▸ **Exercise description**: Skip all pictures, then print the remaining material exactly.

[Data extracted from a collection]

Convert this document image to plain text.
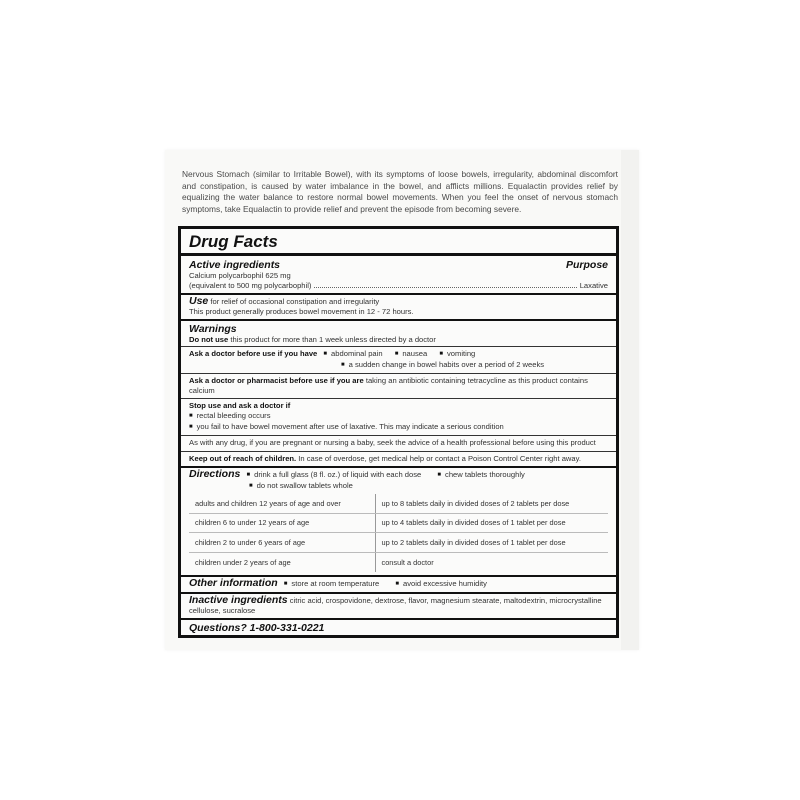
Nervous Stomach (similar to Irritable Bowel), with its symptoms of loose bowels, irregularity, abdominal discomfort and constipation, is caused by water imbalance in the bowel, and afflicts millions. Equalactin provides relief by equalizing the water balance to restore normal bowel movements. When you feel the onset of nervous stomach symptoms, take Equalactin to provide relief and prevent the episode from becoming severe.

Drug Facts
Active ingredients	Purpose
Calcium polycarbophil 625 mg
(equivalent to 500 mg polycarbophil)	Laxative
Use for relief of occasional constipation and irregularity
This product generally produces bowel movement in 12 - 72 hours.
Warnings
Do not use this product for more than 1 week unless directed by a doctor
Ask a doctor before use if you have ■ abdominal pain	■ nausea	■ vomiting
■ a sudden change in bowel habits over a period of 2 weeks
Ask a doctor or pharmacist before use if you are taking an antibiotic containing tetracycline as this product contains calcium
Stop use and ask a doctor if
■ rectal bleeding occurs
■ you fail to have bowel movement after use of laxative. This may indicate a serious condition
As with any drug, if you are pregnant or nursing a baby, seek the advice of a health professional before using this product
Keep out of reach of children. In case of overdose, get medical help or contact a Poison Control Center right away.
Directions ■ drink a full glass (8 fl. oz.) of liquid with each dose	■ chew tablets thoroughly
■ do not swallow tablets whole
adults and children 12 years of age and over	up to 8 tablets daily in divided doses of 2 tablets per dose
children 6 to under 12 years of age	up to 4 tablets daily in divided doses of 1 tablet per dose
children 2 to under 6 years of age	up to 2 tablets daily in divided doses of 1 tablet per dose
children under 2 years of age	consult a doctor
Other information ■ store at room temperature	■ avoid excessive humidity
Inactive ingredients citric acid, crospovidone, dextrose, flavor, magnesium stearate, maltodextrin, microcrystalline cellulose, sucralose
Questions? 1-800-331-0221
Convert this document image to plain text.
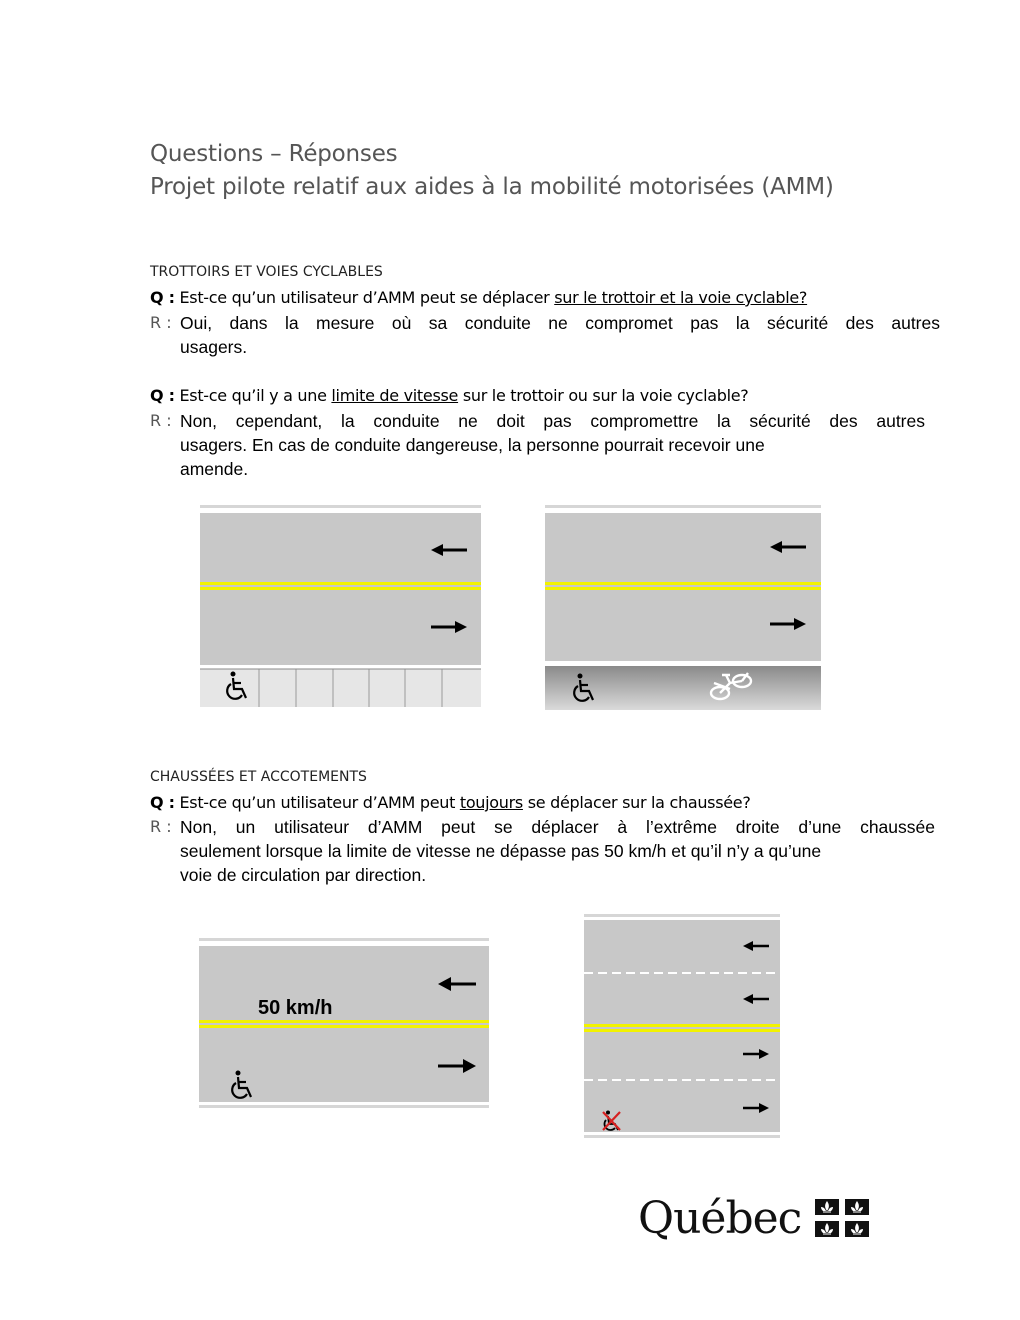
Questions – Réponses
Projet pilote relatif aux aides à la mobilité motorisées (AMM)
TROTTOIRS ET VOIES CYCLABLES
Q : Est-ce qu’un utilisateur d’AMM peut se déplacer sur le trottoir et la voie cyclable?
R : Oui, dans la mesure où sa conduite ne compromet pas la sécurité des autres
usagers.
Q : Est-ce qu’il y a une limite de vitesse sur le trottoir ou sur la voie cyclable?
R : Non, cependant, la conduite ne doit pas compromettre la sécurité des autres
usagers. En cas de conduite dangereuse, la personne pourrait recevoir une
amende.
CHAUSSÉES ET ACCOTEMENTS
Q : Est-ce qu’un utilisateur d’AMM peut toujours se déplacer sur la chaussée?
R : Non, un utilisateur d’AMM peut se déplacer à l’extrême droite d’une chaussée
seulement lorsque la limite de vitesse ne dépasse pas 50 km/h et qu’il n’y a qu’une
voie de circulation par direction.
50 km/h
Québec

▸ **Task solution**:
Convert this document image to plain text.
Nervous Stomach (similar to Irritable Bowel), with its symptoms of loose bowels, irregularity, abdominal discomfort and constipation, is caused by water imbalance in the bowel, and afflicts millions. Equalactin provides relief by equalizing the water balance to restore normal bowel movements. When you feel the onset of nervous stomach symptoms, take Equalactin to provide relief and prevent the episode from becoming severe.

Drug Facts
Active ingredients	Purpose
Calcium polycarbophil 625 mg
(equivalent to 500 mg polycarbophil)	Laxative
Use for relief of occasional constipation and irregularity
This product generally produces bowel movement in 12 - 72 hours.
Warnings
Do not use this product for more than 1 week unless directed by a doctor
Ask a doctor before use if you have ■ abdominal pain	■ nausea	■ vomiting
■ a sudden change in bowel habits over a period of 2 weeks
Ask a doctor or pharmacist before use if you are taking an antibiotic containing tetracycline as this product contains calcium
Stop use and ask a doctor if
■ rectal bleeding occurs
■ you fail to have bowel movement after use of laxative. This may indicate a serious condition
As with any drug, if you are pregnant or nursing a baby, seek the advice of a health professional before using this product
Keep out of reach of children. In case of overdose, get medical help or contact a Poison Control Center right away.
Directions ■ drink a full glass (8 fl. oz.) of liquid with each dose	■ chew tablets thoroughly
■ do not swallow tablets whole
adults and children 12 years of age and over	up to 8 tablets daily in divided doses of 2 tablets per dose
children 6 to under 12 years of age	up to 4 tablets daily in divided doses of 1 tablet per dose
children 2 to under 6 years of age	up to 2 tablets daily in divided doses of 1 tablet per dose
children under 2 years of age	consult a doctor
Other information ■ store at room temperature	■ avoid excessive humidity
Inactive ingredients citric acid, crospovidone, dextrose, flavor, magnesium stearate, maltodextrin, microcrystalline cellulose, sucralose
Questions? 1-800-331-0221
Convert this document image to plain text.
Questions – Réponses
Projet pilote relatif aux aides à la mobilité motorisées (AMM)
TROTTOIRS ET VOIES CYCLABLES
Q : Est-ce qu’un utilisateur d’AMM peut se déplacer sur le trottoir et la voie cyclable?
R : Oui, dans la mesure où sa conduite ne compromet pas la sécurité des autres
usagers.
Q : Est-ce qu’il y a une limite de vitesse sur le trottoir ou sur la voie cyclable?
R : Non, cependant, la conduite ne doit pas compromettre la sécurité des autres
usagers. En cas de conduite dangereuse, la personne pourrait recevoir une
amende.
CHAUSSÉES ET ACCOTEMENTS
Q : Est-ce qu’un utilisateur d’AMM peut toujours se déplacer sur la chaussée?
R : Non, un utilisateur d’AMM peut se déplacer à l’extrême droite d’une chaussée
seulement lorsque la limite de vitesse ne dépasse pas 50 km/h et qu’il n’y a qu’une
voie de circulation par direction.
50 km/h
Québec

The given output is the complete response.